WHAT THE TASK REQUIRES »
Copy every line of the entries that includes the word "there".

[Stored dataset items]
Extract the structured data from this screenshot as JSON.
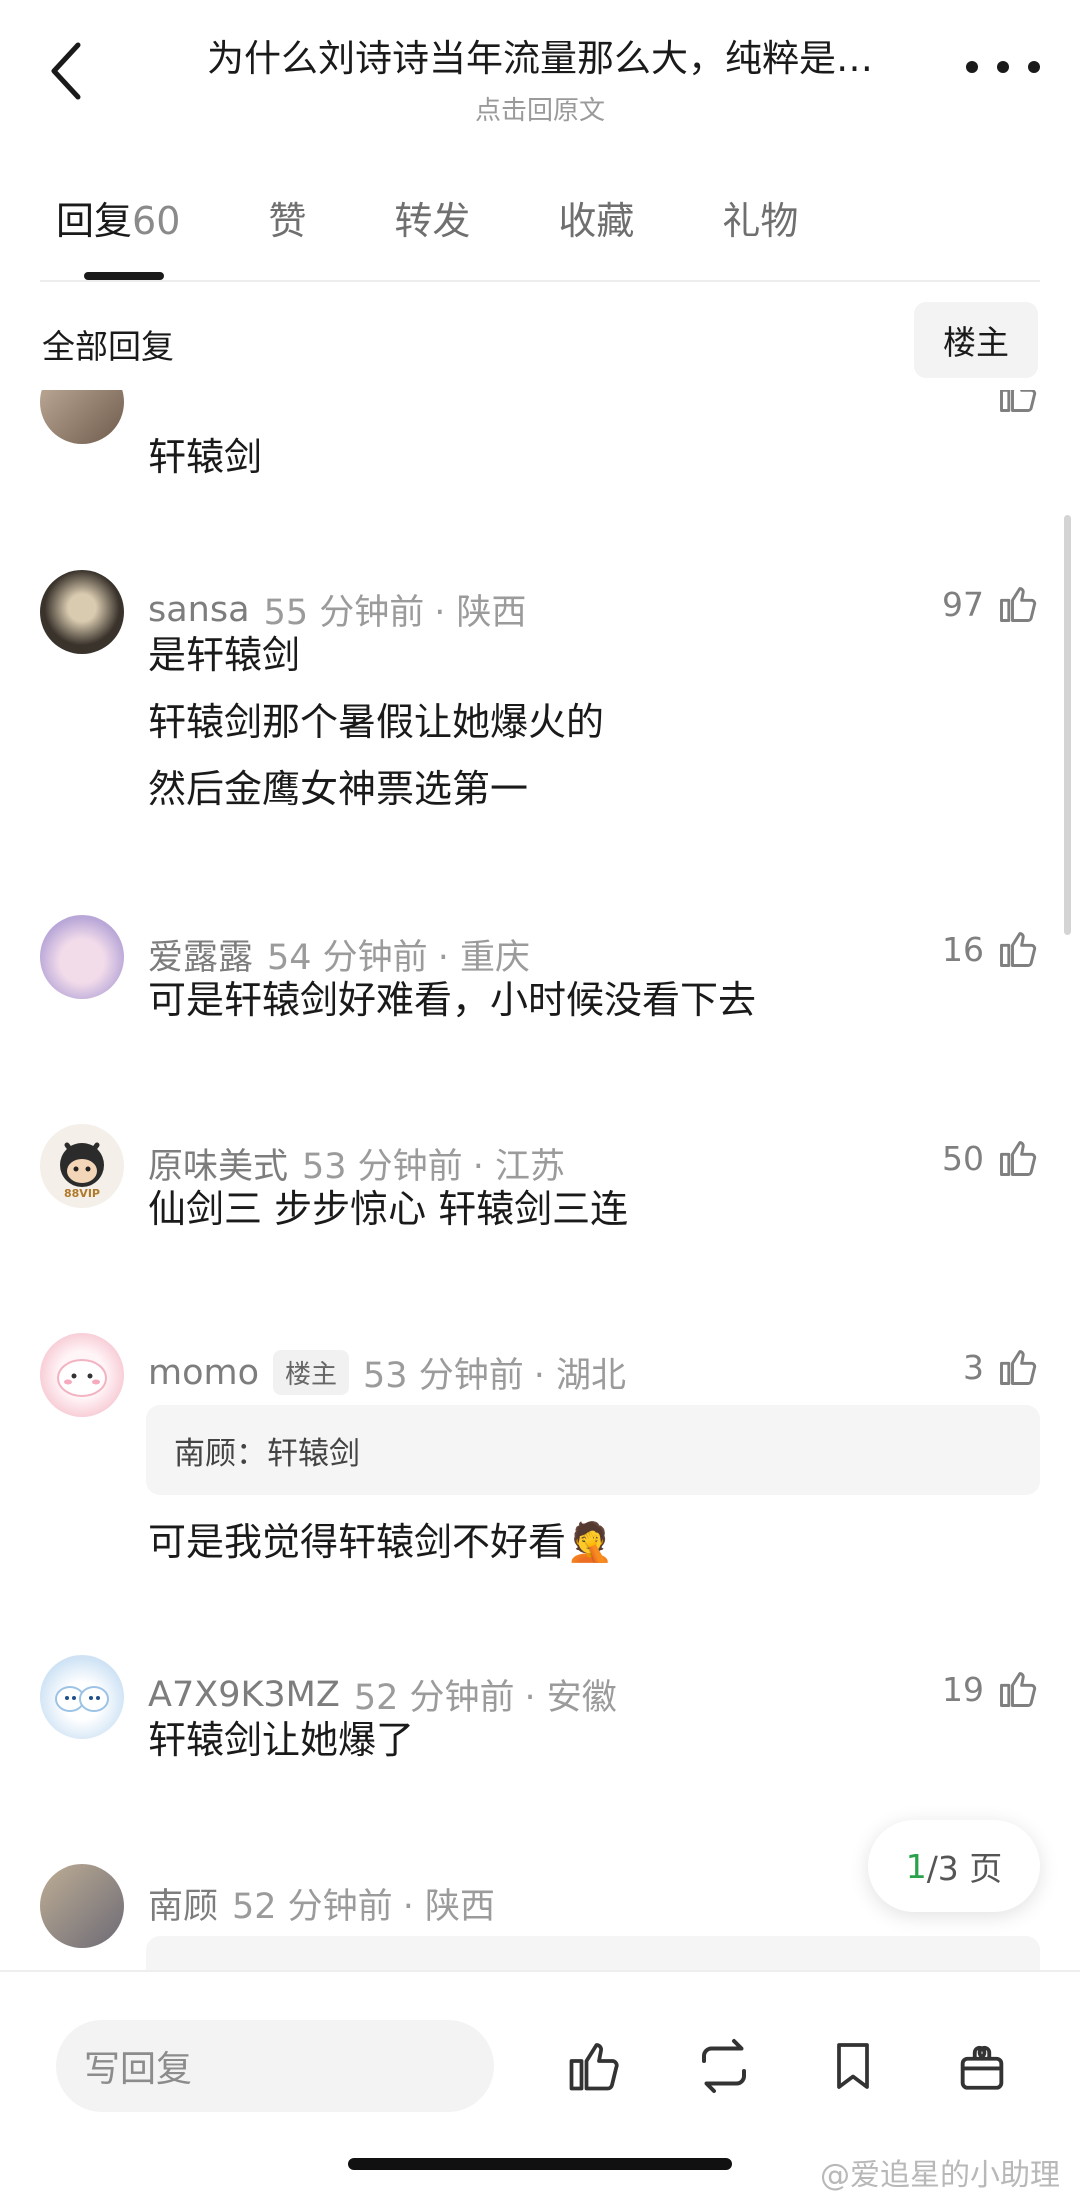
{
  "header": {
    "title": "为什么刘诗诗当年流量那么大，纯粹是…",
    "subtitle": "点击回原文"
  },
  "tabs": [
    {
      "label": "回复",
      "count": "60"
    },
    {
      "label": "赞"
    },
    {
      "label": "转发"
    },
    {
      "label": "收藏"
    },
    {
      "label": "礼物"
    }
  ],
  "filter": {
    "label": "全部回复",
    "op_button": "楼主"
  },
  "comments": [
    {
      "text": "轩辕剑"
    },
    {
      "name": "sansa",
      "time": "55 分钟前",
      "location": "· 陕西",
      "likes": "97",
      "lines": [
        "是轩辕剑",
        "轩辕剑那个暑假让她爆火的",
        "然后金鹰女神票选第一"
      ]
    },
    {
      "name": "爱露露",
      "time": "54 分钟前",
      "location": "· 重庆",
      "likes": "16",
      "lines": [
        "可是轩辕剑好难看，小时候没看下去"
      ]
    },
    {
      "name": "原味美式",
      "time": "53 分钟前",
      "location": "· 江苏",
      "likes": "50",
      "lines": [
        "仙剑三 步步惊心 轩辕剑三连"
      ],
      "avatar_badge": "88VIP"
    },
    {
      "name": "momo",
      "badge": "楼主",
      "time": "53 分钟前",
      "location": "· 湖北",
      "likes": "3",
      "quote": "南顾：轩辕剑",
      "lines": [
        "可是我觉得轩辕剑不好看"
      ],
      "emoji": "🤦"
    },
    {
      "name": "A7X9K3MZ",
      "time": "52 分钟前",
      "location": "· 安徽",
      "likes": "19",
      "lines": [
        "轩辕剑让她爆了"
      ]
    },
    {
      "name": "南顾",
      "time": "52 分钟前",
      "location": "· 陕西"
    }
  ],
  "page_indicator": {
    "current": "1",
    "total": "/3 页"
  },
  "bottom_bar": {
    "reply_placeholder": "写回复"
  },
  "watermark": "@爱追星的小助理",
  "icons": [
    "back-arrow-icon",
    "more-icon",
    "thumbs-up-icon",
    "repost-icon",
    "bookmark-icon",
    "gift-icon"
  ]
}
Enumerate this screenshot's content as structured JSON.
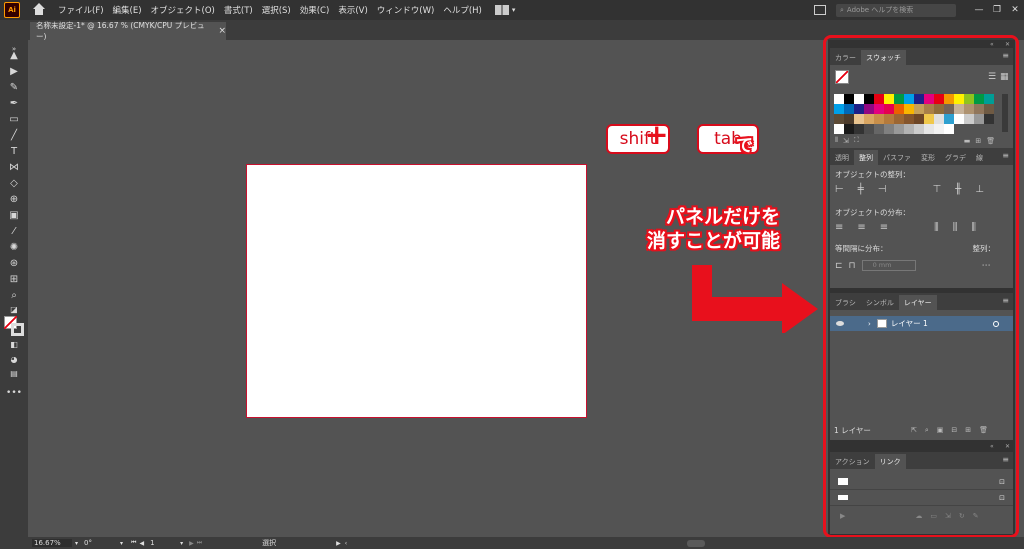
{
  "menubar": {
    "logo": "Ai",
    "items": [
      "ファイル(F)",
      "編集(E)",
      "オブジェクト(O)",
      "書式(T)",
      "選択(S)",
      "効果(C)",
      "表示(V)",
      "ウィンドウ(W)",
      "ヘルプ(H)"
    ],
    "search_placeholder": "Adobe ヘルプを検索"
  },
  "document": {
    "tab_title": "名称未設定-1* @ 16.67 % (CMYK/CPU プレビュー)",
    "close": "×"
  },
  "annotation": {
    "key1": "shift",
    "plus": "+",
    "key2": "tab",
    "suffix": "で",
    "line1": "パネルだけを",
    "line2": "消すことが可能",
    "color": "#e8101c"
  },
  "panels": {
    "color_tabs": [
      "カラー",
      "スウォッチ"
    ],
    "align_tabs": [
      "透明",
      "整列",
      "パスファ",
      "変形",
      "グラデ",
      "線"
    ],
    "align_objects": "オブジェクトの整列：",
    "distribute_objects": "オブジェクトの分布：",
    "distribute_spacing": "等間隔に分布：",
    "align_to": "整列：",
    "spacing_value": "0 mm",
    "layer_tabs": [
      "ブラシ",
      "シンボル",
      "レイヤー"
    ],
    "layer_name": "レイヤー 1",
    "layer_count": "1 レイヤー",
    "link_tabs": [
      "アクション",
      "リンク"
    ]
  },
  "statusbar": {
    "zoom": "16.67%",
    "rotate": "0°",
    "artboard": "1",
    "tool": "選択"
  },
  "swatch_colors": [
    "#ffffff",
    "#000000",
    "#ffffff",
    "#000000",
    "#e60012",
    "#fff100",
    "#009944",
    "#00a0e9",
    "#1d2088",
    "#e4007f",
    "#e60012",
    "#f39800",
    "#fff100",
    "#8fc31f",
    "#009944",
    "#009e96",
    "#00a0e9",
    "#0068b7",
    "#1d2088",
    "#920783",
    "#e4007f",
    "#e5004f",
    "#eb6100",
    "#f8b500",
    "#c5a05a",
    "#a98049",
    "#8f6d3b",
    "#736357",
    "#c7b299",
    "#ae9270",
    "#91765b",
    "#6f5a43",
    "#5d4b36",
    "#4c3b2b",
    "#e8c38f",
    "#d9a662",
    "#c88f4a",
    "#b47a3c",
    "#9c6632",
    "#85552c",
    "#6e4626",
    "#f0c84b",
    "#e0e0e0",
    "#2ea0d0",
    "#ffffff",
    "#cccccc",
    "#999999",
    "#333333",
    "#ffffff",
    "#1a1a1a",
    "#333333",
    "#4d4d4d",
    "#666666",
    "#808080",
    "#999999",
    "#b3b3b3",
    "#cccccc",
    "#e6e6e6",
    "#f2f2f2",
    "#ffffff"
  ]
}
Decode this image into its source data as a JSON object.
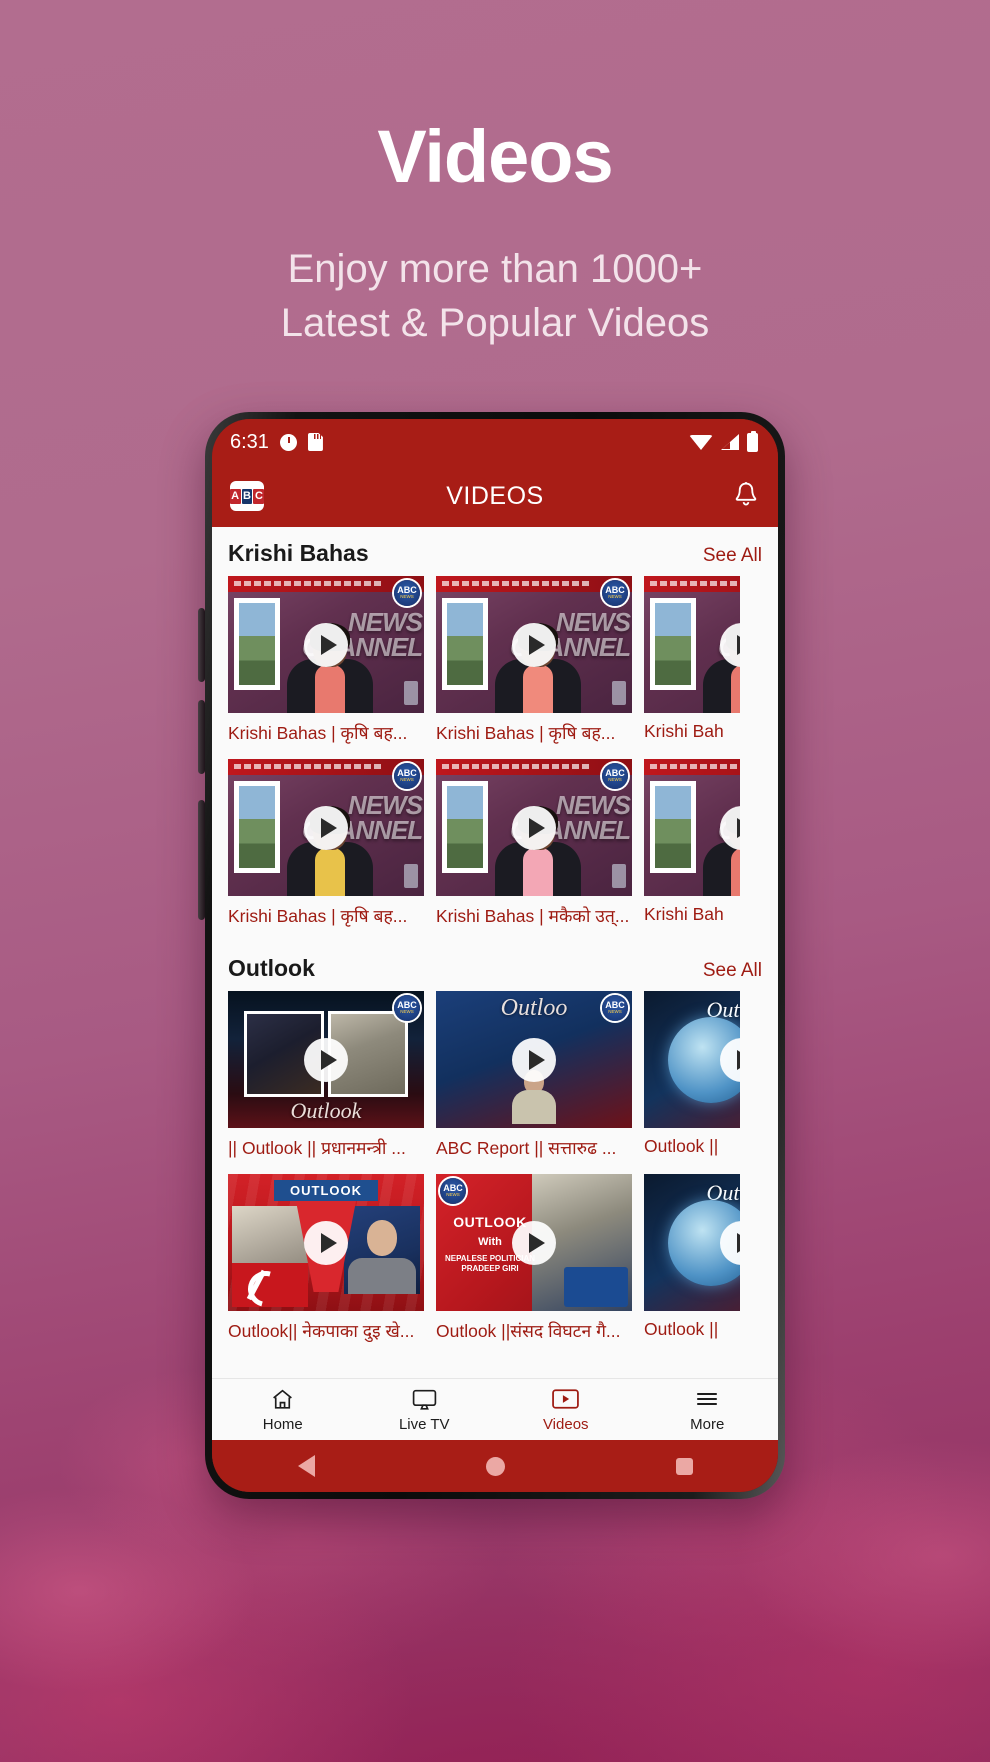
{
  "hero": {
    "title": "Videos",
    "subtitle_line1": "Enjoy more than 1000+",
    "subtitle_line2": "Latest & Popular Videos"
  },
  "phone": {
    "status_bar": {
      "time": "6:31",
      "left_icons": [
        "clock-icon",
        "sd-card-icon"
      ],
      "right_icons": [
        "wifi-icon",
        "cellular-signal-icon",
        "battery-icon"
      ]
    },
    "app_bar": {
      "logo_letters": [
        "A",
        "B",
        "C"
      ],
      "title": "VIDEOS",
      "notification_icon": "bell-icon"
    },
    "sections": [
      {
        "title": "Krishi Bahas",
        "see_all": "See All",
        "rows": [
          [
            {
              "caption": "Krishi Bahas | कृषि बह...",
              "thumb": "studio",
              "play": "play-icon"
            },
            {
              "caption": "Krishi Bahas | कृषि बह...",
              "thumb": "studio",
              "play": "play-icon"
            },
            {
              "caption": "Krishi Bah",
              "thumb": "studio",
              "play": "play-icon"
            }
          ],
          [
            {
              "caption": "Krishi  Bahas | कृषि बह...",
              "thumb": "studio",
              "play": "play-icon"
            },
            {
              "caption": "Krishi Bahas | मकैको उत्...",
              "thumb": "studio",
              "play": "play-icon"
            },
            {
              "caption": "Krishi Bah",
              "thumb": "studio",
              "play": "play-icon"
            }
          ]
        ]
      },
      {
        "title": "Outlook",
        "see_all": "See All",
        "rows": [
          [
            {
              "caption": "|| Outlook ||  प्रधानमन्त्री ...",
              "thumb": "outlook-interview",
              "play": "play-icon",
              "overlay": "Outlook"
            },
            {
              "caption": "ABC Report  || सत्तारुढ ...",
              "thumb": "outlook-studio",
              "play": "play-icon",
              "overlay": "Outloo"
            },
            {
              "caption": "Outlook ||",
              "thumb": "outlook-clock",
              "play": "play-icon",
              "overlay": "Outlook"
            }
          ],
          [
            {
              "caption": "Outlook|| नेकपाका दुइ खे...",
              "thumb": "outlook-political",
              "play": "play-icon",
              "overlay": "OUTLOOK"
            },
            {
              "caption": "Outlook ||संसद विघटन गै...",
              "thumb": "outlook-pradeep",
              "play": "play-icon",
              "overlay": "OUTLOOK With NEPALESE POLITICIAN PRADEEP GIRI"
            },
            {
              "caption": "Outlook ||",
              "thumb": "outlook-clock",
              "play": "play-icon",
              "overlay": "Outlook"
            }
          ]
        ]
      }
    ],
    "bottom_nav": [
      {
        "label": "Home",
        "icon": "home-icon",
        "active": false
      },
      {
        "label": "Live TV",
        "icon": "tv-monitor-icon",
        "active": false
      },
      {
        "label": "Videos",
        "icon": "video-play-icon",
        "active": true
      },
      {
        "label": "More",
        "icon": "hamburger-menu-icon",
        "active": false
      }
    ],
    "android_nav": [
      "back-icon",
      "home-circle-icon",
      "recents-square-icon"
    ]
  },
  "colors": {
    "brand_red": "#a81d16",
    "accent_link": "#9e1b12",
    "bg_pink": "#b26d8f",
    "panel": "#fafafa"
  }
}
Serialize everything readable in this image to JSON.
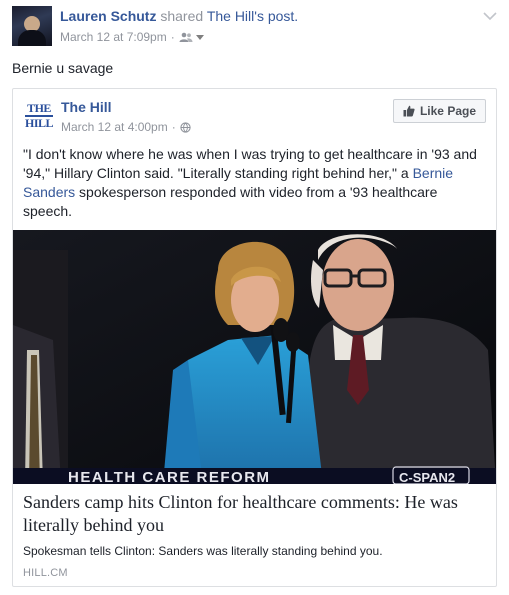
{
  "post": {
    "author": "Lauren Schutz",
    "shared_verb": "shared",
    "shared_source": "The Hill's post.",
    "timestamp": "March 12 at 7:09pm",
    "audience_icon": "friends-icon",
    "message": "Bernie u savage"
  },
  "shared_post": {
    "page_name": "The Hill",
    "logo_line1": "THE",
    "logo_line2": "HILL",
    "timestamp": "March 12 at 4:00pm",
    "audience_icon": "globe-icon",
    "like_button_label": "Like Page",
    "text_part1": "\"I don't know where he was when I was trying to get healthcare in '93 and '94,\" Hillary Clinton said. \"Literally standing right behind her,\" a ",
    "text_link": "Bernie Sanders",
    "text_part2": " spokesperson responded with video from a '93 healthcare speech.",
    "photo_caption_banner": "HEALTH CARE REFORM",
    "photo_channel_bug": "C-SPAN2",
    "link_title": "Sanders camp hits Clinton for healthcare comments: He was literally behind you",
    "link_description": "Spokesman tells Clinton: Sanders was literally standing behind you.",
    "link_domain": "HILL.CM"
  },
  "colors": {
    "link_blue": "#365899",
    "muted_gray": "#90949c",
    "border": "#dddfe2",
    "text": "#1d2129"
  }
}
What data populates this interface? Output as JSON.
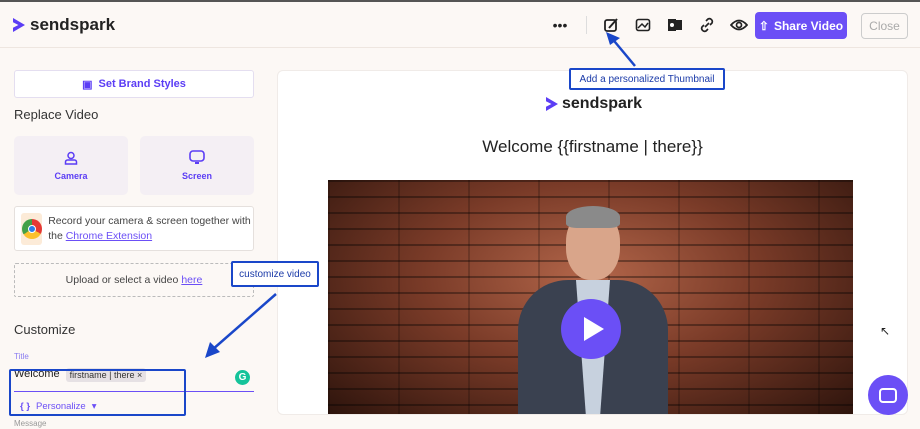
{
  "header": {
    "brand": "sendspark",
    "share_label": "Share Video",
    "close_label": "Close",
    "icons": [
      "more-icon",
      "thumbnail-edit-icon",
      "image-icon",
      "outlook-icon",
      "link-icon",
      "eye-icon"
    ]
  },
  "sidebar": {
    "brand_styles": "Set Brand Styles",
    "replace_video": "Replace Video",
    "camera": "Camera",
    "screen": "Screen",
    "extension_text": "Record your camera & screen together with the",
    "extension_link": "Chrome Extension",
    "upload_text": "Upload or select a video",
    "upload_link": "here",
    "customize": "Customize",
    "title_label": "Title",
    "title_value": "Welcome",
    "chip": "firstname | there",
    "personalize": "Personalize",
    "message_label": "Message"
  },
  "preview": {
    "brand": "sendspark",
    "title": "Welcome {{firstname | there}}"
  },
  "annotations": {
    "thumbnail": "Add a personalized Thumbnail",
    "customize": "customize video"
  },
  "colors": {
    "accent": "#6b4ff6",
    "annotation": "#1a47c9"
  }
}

EXERCISE SOLUTION »
    "chip": "firstname | there",
    "title": "Welcome {{firstname | there}}"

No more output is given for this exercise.